• _Task directions_: Extract all lines that hold "violette" from the records below.

• _Data excerpts_:
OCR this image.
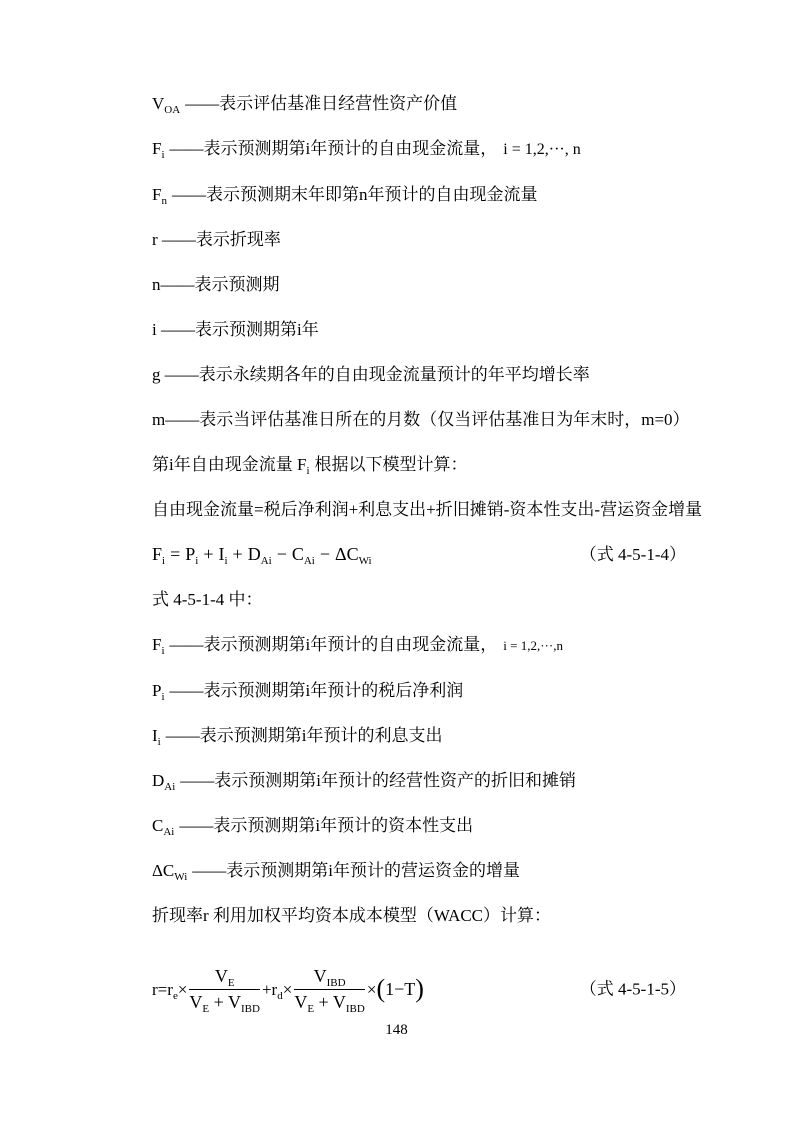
$V_{OA}$ ——表示评估基准日经营性资产价值

$F_i$ ——表示预测期第i年预计的自由现金流量， i = 1,2,···, n

$F_n$ ——表示预测期末年即第n年预计的自由现金流量

r ——表示折现率

n——表示预测期

i ——表示预测期第i年

g ——表示永续期各年的自由现金流量预计的年平均增长率

m——表示当评估基准日所在的月数（仅当评估基准日为年末时，m=0）

第i年自由现金流量 $F_i$ 根据以下模型计算：

自由现金流量=税后净利润+利息支出+折旧摊销-资本性支出-营运资金增量

$F_i = P_i + I_i + D_{Ai} - C_{Ai} - \Delta C_{Wi}$	（式 4-5-1-4）

式 4-5-1-4 中：

$F_i$ ——表示预测期第i年预计的自由现金流量， i = 1,2,···,n

$P_i$ ——表示预测期第i年预计的税后净利润

$I_i$ ——表示预测期第i年预计的利息支出

$D_{Ai}$ ——表示预测期第i年预计的经营性资产的折旧和摊销

$C_{Ai}$ ——表示预测期第i年预计的资本性支出

$\Delta C_{Wi}$ ——表示预测期第i年预计的营运资金的增量

折现率r 利用加权平均资本成本模型（WACC）计算：

$r = r_e \times \frac{V_E}{V_E + V_{IBD}} + r_d \times \frac{V_{IBD}}{V_E + V_{IBD}}$ × ( 1−T )	（式 4-5-1-5）
148
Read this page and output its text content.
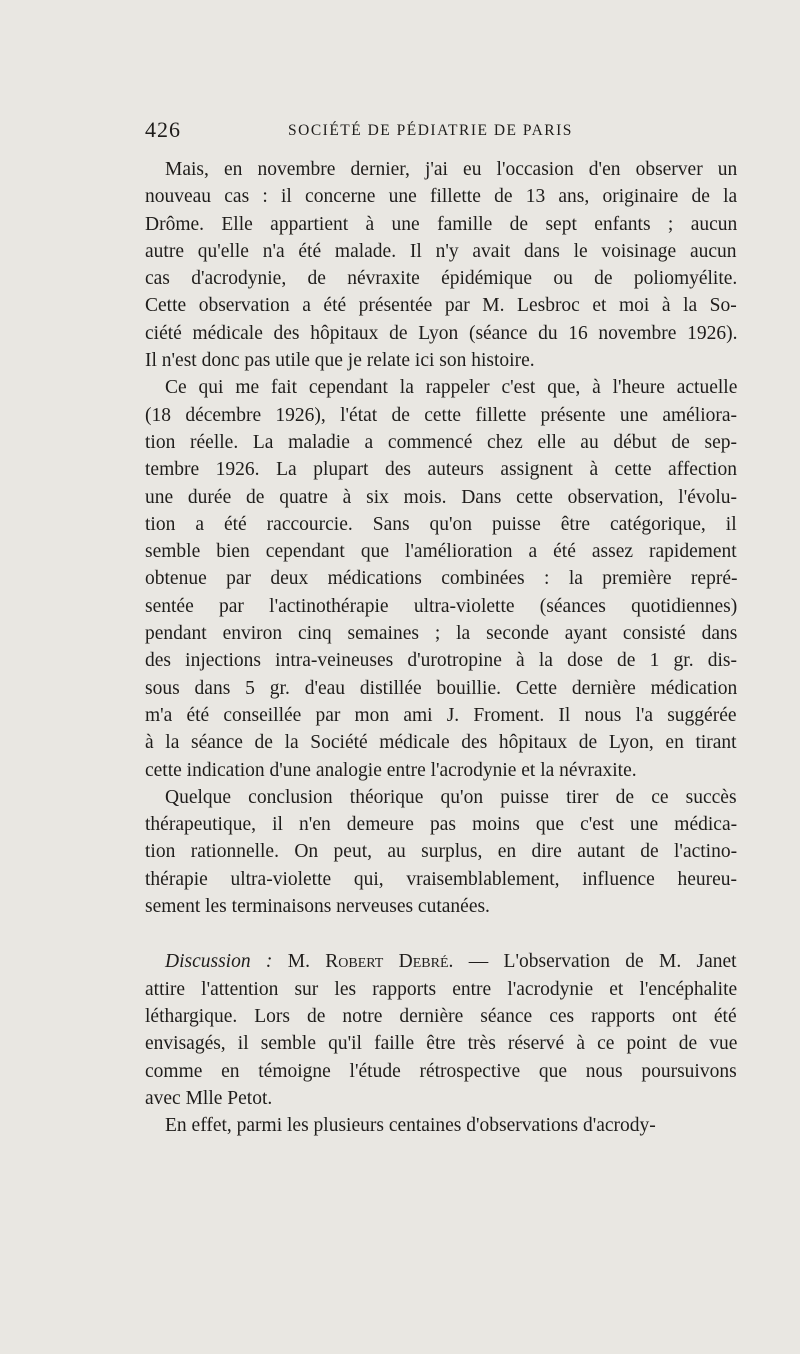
426	SOCIÉTÉ DE PÉDIATRIE DE PARIS

Mais, en novembre dernier, j'ai eu l'occasion d'en observer un
nouveau cas : il concerne une fillette de 13 ans, originaire de la
Drôme. Elle appartient à une famille de sept enfants ; aucun
autre qu'elle n'a été malade. Il n'y avait dans le voisinage aucun
cas d'acrodynie, de névraxite épidémique ou de poliomyélite.
Cette observation a été présentée par M. Lesbroc et moi à la So-
ciété médicale des hôpitaux de Lyon (séance du 16 novembre 1926).
Il n'est donc pas utile que je relate ici son histoire.

Ce qui me fait cependant la rappeler c'est que, à l'heure actuelle
(18 décembre 1926), l'état de cette fillette présente une améliora-
tion réelle. La maladie a commencé chez elle au début de sep-
tembre 1926. La plupart des auteurs assignent à cette affection
une durée de quatre à six mois. Dans cette observation, l'évolu-
tion a été raccourcie. Sans qu'on puisse être catégorique, il
semble bien cependant que l'amélioration a été assez rapidement
obtenue par deux médications combinées : la première repré-
sentée par l'actinothérapie ultra-violette (séances quotidiennes)
pendant environ cinq semaines ; la seconde ayant consisté dans
des injections intra-veineuses d'urotropine à la dose de 1 gr. dis-
sous dans 5 gr. d'eau distillée bouillie. Cette dernière médication
m'a été conseillée par mon ami J. Froment. Il nous l'a suggérée
à la séance de la Société médicale des hôpitaux de Lyon, en tirant
cette indication d'une analogie entre l'acrodynie et la névraxite.

Quelque conclusion théorique qu'on puisse tirer de ce succès
thérapeutique, il n'en demeure pas moins que c'est une médica-
tion rationnelle. On peut, au surplus, en dire autant de l'actino-
thérapie ultra-violette qui, vraisemblablement, influence heureu-
sement les terminaisons nerveuses cutanées.

Discussion : M. Robert Debré. — L'observation de M. Janet
attire l'attention sur les rapports entre l'acrodynie et l'encéphalite
léthargique. Lors de notre dernière séance ces rapports ont été
envisagés, il semble qu'il faille être très réservé à ce point de vue
comme en témoigne l'étude rétrospective que nous poursuivons
avec Mlle Petot.

En effet, parmi les plusieurs centaines d'observations d'acrody-
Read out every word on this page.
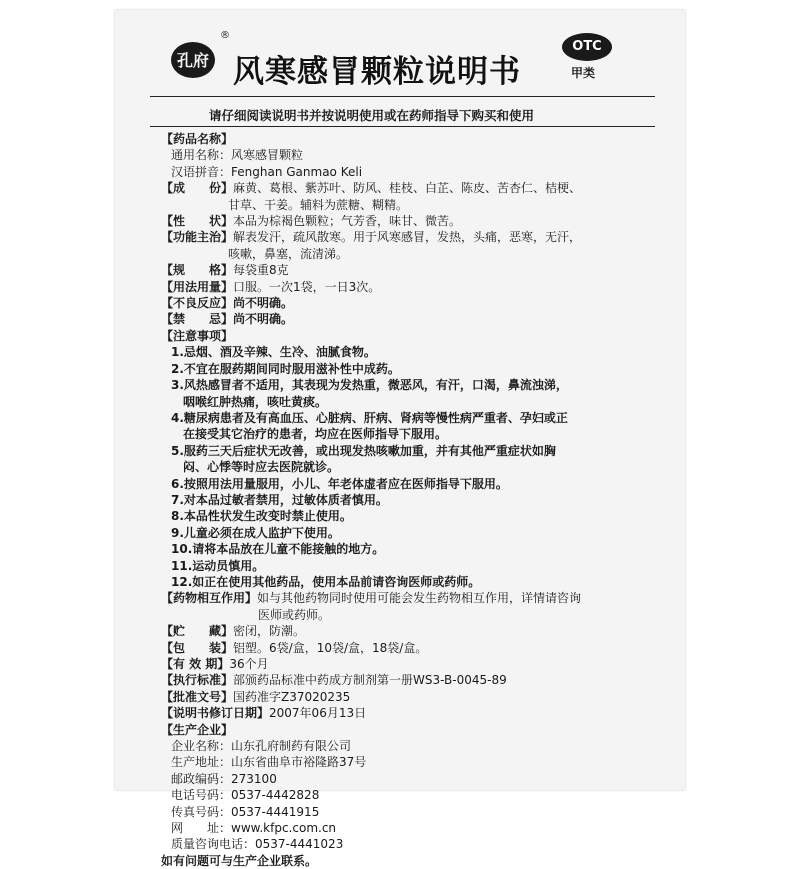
孔府
®
风寒感冒颗粒说明书
OTC
甲类
请仔细阅读说明书并按说明使用或在药师指导下购买和使用
【药品名称】
通用名称：风寒感冒颗粒
汉语拼音：Fenghan Ganmao Keli
【成　　份】麻黄、葛根、紫苏叶、防风、桂枝、白芷、陈皮、苦杏仁、桔梗、
甘草、干姜。辅料为蔗糖、糊精。
【性　　状】本品为棕褐色颗粒；气芳香，味甘、微苦。
【功能主治】解表发汗，疏风散寒。用于风寒感冒，发热，头痛，恶寒，无汗，
咳嗽，鼻塞，流清涕。
【规　　格】每袋重8克
【用法用量】口服。一次1袋，一日3次。
【不良反应】尚不明确。
【禁　　忌】尚不明确。
【注意事项】
1.忌烟、酒及辛辣、生冷、油腻食物。
2.不宜在服药期间同时服用滋补性中成药。
3.风热感冒者不适用，其表现为发热重，微恶风，有汗，口渴，鼻流浊涕，
　咽喉红肿热痛，咳吐黄痰。
4.糖尿病患者及有高血压、心脏病、肝病、肾病等慢性病严重者、孕妇或正
　在接受其它治疗的患者，均应在医师指导下服用。
5.服药三天后症状无改善，或出现发热咳嗽加重，并有其他严重症状如胸
　闷、心悸等时应去医院就诊。
6.按照用法用量服用，小儿、年老体虚者应在医师指导下服用。
7.对本品过敏者禁用，过敏体质者慎用。
8.本品性状发生改变时禁止使用。
9.儿童必须在成人监护下使用。
10.请将本品放在儿童不能接触的地方。
11.运动员慎用。
12.如正在使用其他药品，使用本品前请咨询医师或药师。
【药物相互作用】如与其他药物同时使用可能会发生药物相互作用，详情请咨询
医师或药师。
【贮　　藏】密闭，防潮。
【包　　装】铝塑。6袋/盒，10袋/盒，18袋/盒。
【有 效 期】36个月
【执行标准】部颁药品标准中药成方制剂第一册WS3-B-0045-89
【批准文号】国药准字Z37020235
【说明书修订日期】2007年06月13日
【生产企业】
企业名称：山东孔府制药有限公司
生产地址：山东省曲阜市裕隆路37号
邮政编码：273100
电话号码：0537-4442828
传真号码：0537-4441915
网　　址：www.kfpc.com.cn
质量咨询电话：0537-4441023
如有问题可与生产企业联系。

• _Output_:
sentée par l'actinothérapie ultra-violette (séances quotidiennes)
thérapie ultra-violette qui, vraisemblablement, influence heureu-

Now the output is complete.